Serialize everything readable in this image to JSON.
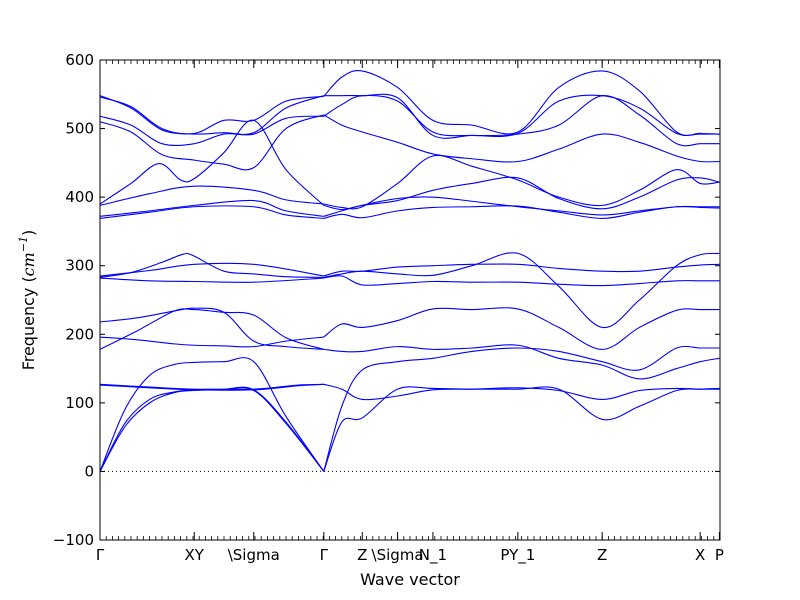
{
  "chart_data": {
    "type": "line",
    "title": "",
    "xlabel": "Wave vector",
    "ylabel": "Frequency ($cm^{-1}$)",
    "ylabel_text": "Frequency (",
    "ylabel_math": "cm",
    "ylabel_exp": "−1",
    "ylabel_close": ")",
    "ylim": [
      -100,
      600
    ],
    "xlim": [
      0,
      1
    ],
    "grid": false,
    "legend": "none",
    "line_color": "#0000ff",
    "zero_line_color": "#000000",
    "y_ticks": [
      -100,
      0,
      100,
      200,
      300,
      400,
      500,
      600
    ],
    "y_tick_labels": [
      "−100",
      "0",
      "100",
      "200",
      "300",
      "400",
      "500",
      "600"
    ],
    "high_symmetry_points": [
      {
        "label": "Γ",
        "x": 0.0
      },
      {
        "label": "XY",
        "x": 0.152
      },
      {
        "label": "\\Sigma",
        "x": 0.248
      },
      {
        "label": "Γ",
        "x": 0.361
      },
      {
        "label": "Z",
        "x": 0.423
      },
      {
        "label": "\\Sigma",
        "x": 0.48
      },
      {
        "label": "N_1",
        "x": 0.537
      },
      {
        "label": "PY_1",
        "x": 0.674
      },
      {
        "label": "Z",
        "x": 0.81
      },
      {
        "label": "X",
        "x": 0.968
      },
      {
        "label": "P",
        "x": 0.999
      }
    ],
    "series": [
      {
        "x": [
          0,
          0.04,
          0.08,
          0.12,
          0.152,
          0.2,
          0.248,
          0.3,
          0.361
        ],
        "values": [
          0,
          65,
          100,
          115,
          118,
          119,
          118,
          70,
          0
        ]
      },
      {
        "x": [
          0,
          0.04,
          0.08,
          0.12,
          0.152,
          0.2,
          0.248,
          0.3,
          0.361
        ],
        "values": [
          0,
          70,
          105,
          116,
          119,
          120,
          119,
          72,
          0
        ]
      },
      {
        "x": [
          0,
          0.04,
          0.08,
          0.12,
          0.152,
          0.2,
          0.248,
          0.3,
          0.361
        ],
        "values": [
          0,
          90,
          140,
          156,
          159,
          160,
          160,
          80,
          0
        ]
      },
      {
        "x": [
          0,
          0.08,
          0.152,
          0.248,
          0.32,
          0.361
        ],
        "values": [
          127,
          123,
          120,
          120,
          126,
          127
        ]
      },
      {
        "x": [
          0,
          0.08,
          0.152,
          0.248,
          0.32,
          0.361
        ],
        "values": [
          126,
          122,
          119,
          119,
          125,
          127
        ]
      },
      {
        "x": [
          0,
          0.06,
          0.12,
          0.152,
          0.2,
          0.248,
          0.3,
          0.361
        ],
        "values": [
          178,
          205,
          234,
          236,
          232,
          228,
          195,
          178
        ]
      },
      {
        "x": [
          0,
          0.06,
          0.12,
          0.152,
          0.2,
          0.248,
          0.3,
          0.361
        ],
        "values": [
          196,
          192,
          186,
          184,
          183,
          182,
          190,
          196
        ]
      },
      {
        "x": [
          0,
          0.06,
          0.12,
          0.152,
          0.2,
          0.248,
          0.3,
          0.361
        ],
        "values": [
          218,
          224,
          234,
          238,
          232,
          190,
          182,
          178
        ]
      },
      {
        "x": [
          0,
          0.08,
          0.152,
          0.248,
          0.361
        ],
        "values": [
          282,
          278,
          277,
          276,
          282
        ]
      },
      {
        "x": [
          0,
          0.08,
          0.152,
          0.248,
          0.361
        ],
        "values": [
          285,
          293,
          302,
          302,
          285
        ]
      },
      {
        "x": [
          0,
          0.05,
          0.1,
          0.135,
          0.152,
          0.2,
          0.248,
          0.3,
          0.361
        ],
        "values": [
          283,
          290,
          305,
          317,
          314,
          292,
          288,
          284,
          283
        ]
      },
      {
        "x": [
          0,
          0.08,
          0.152,
          0.248,
          0.3,
          0.361
        ],
        "values": [
          369,
          378,
          386,
          386,
          374,
          369
        ]
      },
      {
        "x": [
          0,
          0.08,
          0.152,
          0.248,
          0.3,
          0.361
        ],
        "values": [
          372,
          380,
          388,
          395,
          380,
          372
        ]
      },
      {
        "x": [
          0,
          0.08,
          0.152,
          0.248,
          0.3,
          0.361
        ],
        "values": [
          388,
          405,
          416,
          410,
          396,
          390
        ]
      },
      {
        "x": [
          0,
          0.05,
          0.095,
          0.13,
          0.152,
          0.2,
          0.248,
          0.3,
          0.361
        ],
        "values": [
          390,
          420,
          449,
          425,
          427,
          465,
          512,
          440,
          388
        ]
      },
      {
        "x": [
          0,
          0.05,
          0.1,
          0.152,
          0.2,
          0.248,
          0.3,
          0.361
        ],
        "values": [
          510,
          495,
          462,
          454,
          448,
          443,
          500,
          520
        ]
      },
      {
        "x": [
          0,
          0.05,
          0.1,
          0.152,
          0.2,
          0.248,
          0.3,
          0.361
        ],
        "values": [
          518,
          505,
          478,
          478,
          492,
          492,
          515,
          518
        ]
      },
      {
        "x": [
          0,
          0.05,
          0.1,
          0.152,
          0.2,
          0.248,
          0.3,
          0.361
        ],
        "values": [
          548,
          530,
          498,
          492,
          494,
          494,
          530,
          548
        ]
      },
      {
        "x": [
          0,
          0.05,
          0.1,
          0.152,
          0.2,
          0.248,
          0.3,
          0.361
        ],
        "values": [
          546,
          532,
          500,
          493,
          512,
          512,
          540,
          547
        ]
      },
      {
        "x": [
          0.361,
          0.39,
          0.423,
          0.48,
          0.537,
          0.6,
          0.674,
          0.74,
          0.81,
          0.87,
          0.93,
          0.968,
          0.999
        ],
        "values": [
          0,
          95,
          148,
          160,
          165,
          175,
          180,
          175,
          160,
          148,
          180,
          180,
          180
        ]
      },
      {
        "x": [
          0.361,
          0.39,
          0.423,
          0.48,
          0.537,
          0.6,
          0.674,
          0.74,
          0.81,
          0.87,
          0.93,
          0.968,
          0.999
        ],
        "values": [
          0,
          72,
          78,
          120,
          121,
          120,
          120,
          120,
          76,
          95,
          118,
          120,
          121
        ]
      },
      {
        "x": [
          0.361,
          0.39,
          0.423,
          0.48,
          0.537,
          0.6,
          0.674,
          0.74,
          0.81,
          0.87,
          0.93,
          0.968,
          0.999
        ],
        "values": [
          127,
          120,
          105,
          110,
          119,
          120,
          122,
          118,
          105,
          118,
          121,
          120,
          120
        ]
      },
      {
        "x": [
          0.361,
          0.39,
          0.423,
          0.48,
          0.537,
          0.6,
          0.674,
          0.74,
          0.81,
          0.87,
          0.93,
          0.968,
          0.999
        ],
        "values": [
          178,
          175,
          175,
          182,
          178,
          180,
          184,
          165,
          155,
          135,
          150,
          160,
          165
        ]
      },
      {
        "x": [
          0.361,
          0.39,
          0.423,
          0.48,
          0.537,
          0.6,
          0.674,
          0.74,
          0.81,
          0.87,
          0.93,
          0.968,
          0.999
        ],
        "values": [
          196,
          215,
          210,
          220,
          237,
          236,
          237,
          210,
          178,
          210,
          235,
          236,
          236
        ]
      },
      {
        "x": [
          0.361,
          0.39,
          0.423,
          0.48,
          0.537,
          0.6,
          0.674,
          0.74,
          0.81,
          0.87,
          0.93,
          0.968,
          0.999
        ],
        "values": [
          282,
          285,
          272,
          274,
          277,
          276,
          276,
          273,
          271,
          274,
          278,
          278,
          278
        ]
      },
      {
        "x": [
          0.361,
          0.39,
          0.423,
          0.48,
          0.537,
          0.6,
          0.674,
          0.74,
          0.81,
          0.87,
          0.93,
          0.968,
          0.999
        ],
        "values": [
          285,
          292,
          292,
          298,
          300,
          302,
          302,
          296,
          292,
          292,
          298,
          301,
          302
        ]
      },
      {
        "x": [
          0.361,
          0.39,
          0.423,
          0.48,
          0.537,
          0.6,
          0.674,
          0.74,
          0.81,
          0.87,
          0.93,
          0.968,
          0.999
        ],
        "values": [
          283,
          288,
          292,
          288,
          286,
          300,
          318,
          270,
          210,
          250,
          300,
          316,
          318
        ]
      },
      {
        "x": [
          0.361,
          0.39,
          0.423,
          0.48,
          0.537,
          0.6,
          0.674,
          0.74,
          0.81,
          0.87,
          0.93,
          0.968,
          0.999
        ],
        "values": [
          369,
          375,
          370,
          380,
          385,
          386,
          387,
          378,
          369,
          378,
          386,
          385,
          384
        ]
      },
      {
        "x": [
          0.361,
          0.39,
          0.423,
          0.48,
          0.537,
          0.6,
          0.674,
          0.74,
          0.81,
          0.87,
          0.93,
          0.968,
          0.999
        ],
        "values": [
          372,
          380,
          388,
          398,
          400,
          394,
          386,
          380,
          374,
          380,
          386,
          386,
          386
        ]
      },
      {
        "x": [
          0.361,
          0.39,
          0.423,
          0.48,
          0.537,
          0.6,
          0.674,
          0.74,
          0.81,
          0.87,
          0.93,
          0.968,
          0.999
        ],
        "values": [
          390,
          385,
          386,
          420,
          460,
          445,
          425,
          400,
          388,
          410,
          440,
          420,
          422
        ]
      },
      {
        "x": [
          0.361,
          0.39,
          0.423,
          0.48,
          0.537,
          0.6,
          0.674,
          0.74,
          0.81,
          0.87,
          0.93,
          0.968,
          0.999
        ],
        "values": [
          388,
          382,
          388,
          395,
          410,
          420,
          428,
          398,
          383,
          400,
          425,
          428,
          422
        ]
      },
      {
        "x": [
          0.361,
          0.39,
          0.423,
          0.48,
          0.537,
          0.6,
          0.674,
          0.74,
          0.81,
          0.87,
          0.93,
          0.968,
          0.999
        ],
        "values": [
          520,
          505,
          495,
          480,
          463,
          456,
          452,
          470,
          492,
          480,
          460,
          452,
          452
        ]
      },
      {
        "x": [
          0.361,
          0.39,
          0.423,
          0.48,
          0.537,
          0.6,
          0.674,
          0.74,
          0.81,
          0.87,
          0.93,
          0.968,
          0.999
        ],
        "values": [
          518,
          535,
          548,
          540,
          495,
          490,
          492,
          505,
          548,
          520,
          478,
          478,
          478
        ]
      },
      {
        "x": [
          0.361,
          0.39,
          0.423,
          0.48,
          0.537,
          0.6,
          0.674,
          0.74,
          0.81,
          0.87,
          0.93,
          0.968,
          0.999
        ],
        "values": [
          548,
          548,
          548,
          545,
          490,
          490,
          493,
          540,
          548,
          530,
          493,
          492,
          492
        ]
      },
      {
        "x": [
          0.361,
          0.39,
          0.423,
          0.48,
          0.537,
          0.6,
          0.674,
          0.74,
          0.81,
          0.87,
          0.93,
          0.968,
          0.999
        ],
        "values": [
          547,
          575,
          584,
          560,
          512,
          505,
          495,
          560,
          584,
          555,
          495,
          493,
          492
        ]
      }
    ]
  }
}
• • • • • • •
> _The request_
Copy each line of the listing that includes "Frequency".

> _Result_
    "ylabel": "Frequency ($cm^{-1}$)",
    "ylabel_text": "Frequency (",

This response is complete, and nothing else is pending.